(begin)

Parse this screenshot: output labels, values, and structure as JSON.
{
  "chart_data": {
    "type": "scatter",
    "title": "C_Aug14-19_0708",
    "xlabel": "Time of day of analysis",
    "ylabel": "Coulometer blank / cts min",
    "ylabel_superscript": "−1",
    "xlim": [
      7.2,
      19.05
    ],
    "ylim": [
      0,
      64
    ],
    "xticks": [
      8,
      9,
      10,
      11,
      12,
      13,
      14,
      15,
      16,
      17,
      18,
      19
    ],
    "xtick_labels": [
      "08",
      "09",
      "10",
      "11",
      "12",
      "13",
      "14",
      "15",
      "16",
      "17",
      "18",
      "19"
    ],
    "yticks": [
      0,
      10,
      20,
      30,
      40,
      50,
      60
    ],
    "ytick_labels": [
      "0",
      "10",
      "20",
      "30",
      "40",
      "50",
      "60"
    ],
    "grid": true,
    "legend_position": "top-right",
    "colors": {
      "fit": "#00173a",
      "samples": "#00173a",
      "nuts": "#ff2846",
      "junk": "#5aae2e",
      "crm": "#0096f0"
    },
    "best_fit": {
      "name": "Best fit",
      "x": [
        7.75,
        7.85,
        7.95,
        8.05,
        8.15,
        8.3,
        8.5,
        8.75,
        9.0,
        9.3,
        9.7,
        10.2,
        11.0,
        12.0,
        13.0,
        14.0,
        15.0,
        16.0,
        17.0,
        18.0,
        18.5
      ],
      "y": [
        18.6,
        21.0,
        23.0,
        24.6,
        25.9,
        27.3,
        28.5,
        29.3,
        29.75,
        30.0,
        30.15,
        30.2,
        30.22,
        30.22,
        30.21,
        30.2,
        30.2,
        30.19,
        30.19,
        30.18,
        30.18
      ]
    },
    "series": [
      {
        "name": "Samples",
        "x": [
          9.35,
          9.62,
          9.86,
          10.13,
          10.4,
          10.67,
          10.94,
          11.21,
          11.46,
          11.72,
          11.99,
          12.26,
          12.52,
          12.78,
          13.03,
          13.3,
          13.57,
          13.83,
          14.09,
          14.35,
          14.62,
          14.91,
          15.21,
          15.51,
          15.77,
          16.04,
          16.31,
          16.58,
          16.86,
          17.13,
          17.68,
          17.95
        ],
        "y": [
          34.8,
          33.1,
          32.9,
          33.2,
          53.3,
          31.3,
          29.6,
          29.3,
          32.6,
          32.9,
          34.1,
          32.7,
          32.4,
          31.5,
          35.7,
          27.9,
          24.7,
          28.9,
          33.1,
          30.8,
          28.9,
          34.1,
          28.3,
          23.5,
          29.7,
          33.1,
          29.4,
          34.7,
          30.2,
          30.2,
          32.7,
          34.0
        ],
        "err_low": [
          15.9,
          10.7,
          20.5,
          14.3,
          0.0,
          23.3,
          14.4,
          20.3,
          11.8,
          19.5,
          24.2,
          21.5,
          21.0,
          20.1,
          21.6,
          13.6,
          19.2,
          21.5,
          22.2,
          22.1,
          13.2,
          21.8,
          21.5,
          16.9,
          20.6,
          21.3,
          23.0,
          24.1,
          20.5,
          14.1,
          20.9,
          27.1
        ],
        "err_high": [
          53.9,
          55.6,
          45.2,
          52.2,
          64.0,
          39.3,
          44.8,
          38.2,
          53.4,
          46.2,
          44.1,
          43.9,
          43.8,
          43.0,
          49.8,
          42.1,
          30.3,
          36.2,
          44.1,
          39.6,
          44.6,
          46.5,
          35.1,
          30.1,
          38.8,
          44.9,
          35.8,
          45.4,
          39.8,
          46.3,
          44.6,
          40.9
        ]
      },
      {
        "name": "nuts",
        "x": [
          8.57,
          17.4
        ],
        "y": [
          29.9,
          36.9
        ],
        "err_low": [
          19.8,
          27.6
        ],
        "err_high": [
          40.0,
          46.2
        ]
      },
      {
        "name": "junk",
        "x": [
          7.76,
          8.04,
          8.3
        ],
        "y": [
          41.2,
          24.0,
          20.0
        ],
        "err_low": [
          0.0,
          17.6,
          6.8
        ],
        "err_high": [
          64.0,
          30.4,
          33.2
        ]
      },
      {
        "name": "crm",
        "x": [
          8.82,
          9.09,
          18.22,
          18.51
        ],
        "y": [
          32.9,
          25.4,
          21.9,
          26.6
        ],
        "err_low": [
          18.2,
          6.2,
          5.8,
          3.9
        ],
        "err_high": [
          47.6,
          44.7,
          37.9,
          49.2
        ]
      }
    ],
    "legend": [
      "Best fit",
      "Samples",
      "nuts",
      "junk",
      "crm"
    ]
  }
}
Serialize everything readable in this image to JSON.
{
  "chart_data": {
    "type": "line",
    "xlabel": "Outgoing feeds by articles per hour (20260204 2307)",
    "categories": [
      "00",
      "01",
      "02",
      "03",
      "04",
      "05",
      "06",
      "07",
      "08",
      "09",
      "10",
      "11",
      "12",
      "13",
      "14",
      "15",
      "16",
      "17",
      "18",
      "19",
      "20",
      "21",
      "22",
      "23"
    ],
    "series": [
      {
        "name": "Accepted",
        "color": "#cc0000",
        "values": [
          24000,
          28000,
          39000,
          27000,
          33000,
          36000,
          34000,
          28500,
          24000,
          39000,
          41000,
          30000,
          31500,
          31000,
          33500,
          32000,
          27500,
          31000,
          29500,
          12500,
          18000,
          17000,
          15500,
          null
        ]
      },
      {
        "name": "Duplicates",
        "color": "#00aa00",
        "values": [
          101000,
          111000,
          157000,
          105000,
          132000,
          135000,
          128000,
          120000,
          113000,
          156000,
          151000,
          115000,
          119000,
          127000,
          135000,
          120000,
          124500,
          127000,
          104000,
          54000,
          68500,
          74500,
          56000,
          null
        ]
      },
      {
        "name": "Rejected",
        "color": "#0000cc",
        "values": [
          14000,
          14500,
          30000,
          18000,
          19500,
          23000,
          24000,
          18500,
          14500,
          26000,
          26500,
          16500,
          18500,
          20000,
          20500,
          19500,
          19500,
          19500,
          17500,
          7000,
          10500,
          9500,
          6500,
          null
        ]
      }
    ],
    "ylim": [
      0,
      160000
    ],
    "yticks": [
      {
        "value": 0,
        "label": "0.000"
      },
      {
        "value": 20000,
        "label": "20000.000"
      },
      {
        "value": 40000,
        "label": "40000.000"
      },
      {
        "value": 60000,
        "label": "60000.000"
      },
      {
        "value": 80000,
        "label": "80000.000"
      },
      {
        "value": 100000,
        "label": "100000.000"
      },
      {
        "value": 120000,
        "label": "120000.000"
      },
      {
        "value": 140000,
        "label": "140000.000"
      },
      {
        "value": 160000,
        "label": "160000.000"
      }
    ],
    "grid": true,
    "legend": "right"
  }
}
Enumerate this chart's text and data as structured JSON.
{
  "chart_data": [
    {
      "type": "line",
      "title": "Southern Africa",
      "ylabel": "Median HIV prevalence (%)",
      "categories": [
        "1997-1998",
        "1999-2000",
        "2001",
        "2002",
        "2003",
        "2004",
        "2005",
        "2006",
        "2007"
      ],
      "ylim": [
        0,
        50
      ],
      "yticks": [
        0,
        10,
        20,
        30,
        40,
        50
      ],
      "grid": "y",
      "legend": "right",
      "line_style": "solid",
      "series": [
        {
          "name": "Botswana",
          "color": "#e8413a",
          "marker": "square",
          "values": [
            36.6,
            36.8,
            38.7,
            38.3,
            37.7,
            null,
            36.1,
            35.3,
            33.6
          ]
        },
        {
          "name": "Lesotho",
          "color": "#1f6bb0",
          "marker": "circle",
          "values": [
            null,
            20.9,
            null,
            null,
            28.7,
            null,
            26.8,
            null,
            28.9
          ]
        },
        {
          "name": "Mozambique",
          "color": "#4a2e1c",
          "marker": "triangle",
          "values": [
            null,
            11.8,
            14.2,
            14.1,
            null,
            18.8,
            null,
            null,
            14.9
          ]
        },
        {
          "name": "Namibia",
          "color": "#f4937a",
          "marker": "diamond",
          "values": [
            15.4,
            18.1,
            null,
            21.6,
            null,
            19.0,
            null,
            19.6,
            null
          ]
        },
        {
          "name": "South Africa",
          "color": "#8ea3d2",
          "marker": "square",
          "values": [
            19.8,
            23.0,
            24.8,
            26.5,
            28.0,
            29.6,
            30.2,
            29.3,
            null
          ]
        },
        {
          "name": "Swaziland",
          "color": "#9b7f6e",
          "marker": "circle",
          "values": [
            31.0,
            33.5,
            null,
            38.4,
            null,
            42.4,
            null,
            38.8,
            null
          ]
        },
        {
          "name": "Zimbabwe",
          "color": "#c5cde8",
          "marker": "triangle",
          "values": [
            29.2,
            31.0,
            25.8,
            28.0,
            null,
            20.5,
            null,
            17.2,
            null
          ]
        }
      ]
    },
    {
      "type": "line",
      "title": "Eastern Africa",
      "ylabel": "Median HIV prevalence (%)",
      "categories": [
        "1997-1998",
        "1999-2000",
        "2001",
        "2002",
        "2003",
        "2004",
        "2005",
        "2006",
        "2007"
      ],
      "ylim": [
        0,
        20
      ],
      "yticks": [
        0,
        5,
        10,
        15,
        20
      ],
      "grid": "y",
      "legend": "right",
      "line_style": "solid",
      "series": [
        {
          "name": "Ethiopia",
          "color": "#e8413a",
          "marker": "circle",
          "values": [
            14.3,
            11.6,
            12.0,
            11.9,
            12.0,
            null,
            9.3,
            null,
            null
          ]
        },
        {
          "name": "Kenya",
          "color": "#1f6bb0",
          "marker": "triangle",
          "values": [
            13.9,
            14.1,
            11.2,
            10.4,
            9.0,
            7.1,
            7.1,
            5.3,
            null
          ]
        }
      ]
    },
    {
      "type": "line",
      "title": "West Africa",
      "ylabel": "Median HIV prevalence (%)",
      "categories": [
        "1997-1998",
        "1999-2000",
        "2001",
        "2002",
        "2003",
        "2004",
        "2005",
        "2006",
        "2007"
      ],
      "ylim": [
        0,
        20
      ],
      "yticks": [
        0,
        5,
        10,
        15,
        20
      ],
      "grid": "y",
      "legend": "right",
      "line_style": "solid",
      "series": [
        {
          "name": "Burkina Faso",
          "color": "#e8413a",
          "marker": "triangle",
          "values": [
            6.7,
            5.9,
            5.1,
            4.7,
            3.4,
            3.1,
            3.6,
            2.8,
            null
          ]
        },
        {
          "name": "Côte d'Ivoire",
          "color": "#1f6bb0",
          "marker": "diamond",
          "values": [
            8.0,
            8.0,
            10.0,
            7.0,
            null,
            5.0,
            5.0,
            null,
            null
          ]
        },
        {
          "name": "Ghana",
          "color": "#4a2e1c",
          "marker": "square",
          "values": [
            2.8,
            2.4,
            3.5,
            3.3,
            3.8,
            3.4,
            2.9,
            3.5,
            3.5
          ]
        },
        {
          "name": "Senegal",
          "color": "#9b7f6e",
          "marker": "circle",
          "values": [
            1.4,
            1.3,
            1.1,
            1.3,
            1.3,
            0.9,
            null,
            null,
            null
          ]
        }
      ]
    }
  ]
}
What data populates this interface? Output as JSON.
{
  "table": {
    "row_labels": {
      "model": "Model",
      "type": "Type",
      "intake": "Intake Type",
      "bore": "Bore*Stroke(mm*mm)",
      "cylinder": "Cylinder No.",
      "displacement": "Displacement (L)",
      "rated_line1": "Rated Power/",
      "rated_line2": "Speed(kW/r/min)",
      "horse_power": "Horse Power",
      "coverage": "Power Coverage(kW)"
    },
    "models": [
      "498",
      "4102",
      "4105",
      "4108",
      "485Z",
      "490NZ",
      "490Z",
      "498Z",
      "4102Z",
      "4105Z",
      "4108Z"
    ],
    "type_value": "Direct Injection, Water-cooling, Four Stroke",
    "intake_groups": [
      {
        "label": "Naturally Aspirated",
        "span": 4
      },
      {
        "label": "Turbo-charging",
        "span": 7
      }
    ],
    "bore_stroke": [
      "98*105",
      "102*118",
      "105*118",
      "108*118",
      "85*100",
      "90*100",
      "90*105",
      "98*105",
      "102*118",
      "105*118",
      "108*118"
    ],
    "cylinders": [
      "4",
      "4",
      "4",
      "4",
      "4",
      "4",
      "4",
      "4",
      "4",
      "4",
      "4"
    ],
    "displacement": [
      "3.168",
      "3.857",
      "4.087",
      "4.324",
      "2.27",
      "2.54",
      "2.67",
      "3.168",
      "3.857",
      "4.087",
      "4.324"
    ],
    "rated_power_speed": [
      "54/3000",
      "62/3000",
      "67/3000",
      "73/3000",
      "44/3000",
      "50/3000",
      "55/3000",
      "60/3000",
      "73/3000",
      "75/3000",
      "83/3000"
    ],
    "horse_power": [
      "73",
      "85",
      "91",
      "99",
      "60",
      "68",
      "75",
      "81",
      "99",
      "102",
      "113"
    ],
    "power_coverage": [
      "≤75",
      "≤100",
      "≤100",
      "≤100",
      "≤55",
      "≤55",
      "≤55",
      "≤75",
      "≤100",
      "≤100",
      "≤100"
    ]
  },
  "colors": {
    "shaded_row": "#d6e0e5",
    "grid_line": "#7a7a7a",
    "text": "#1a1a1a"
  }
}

(end)

Where does the word "xlabel" appear? Return each line that holds it.

Correct result |
    "xlabel": "Time of day of analysis",
    "xlabel": "Outgoing feeds by articles per hour (20260204 2307)",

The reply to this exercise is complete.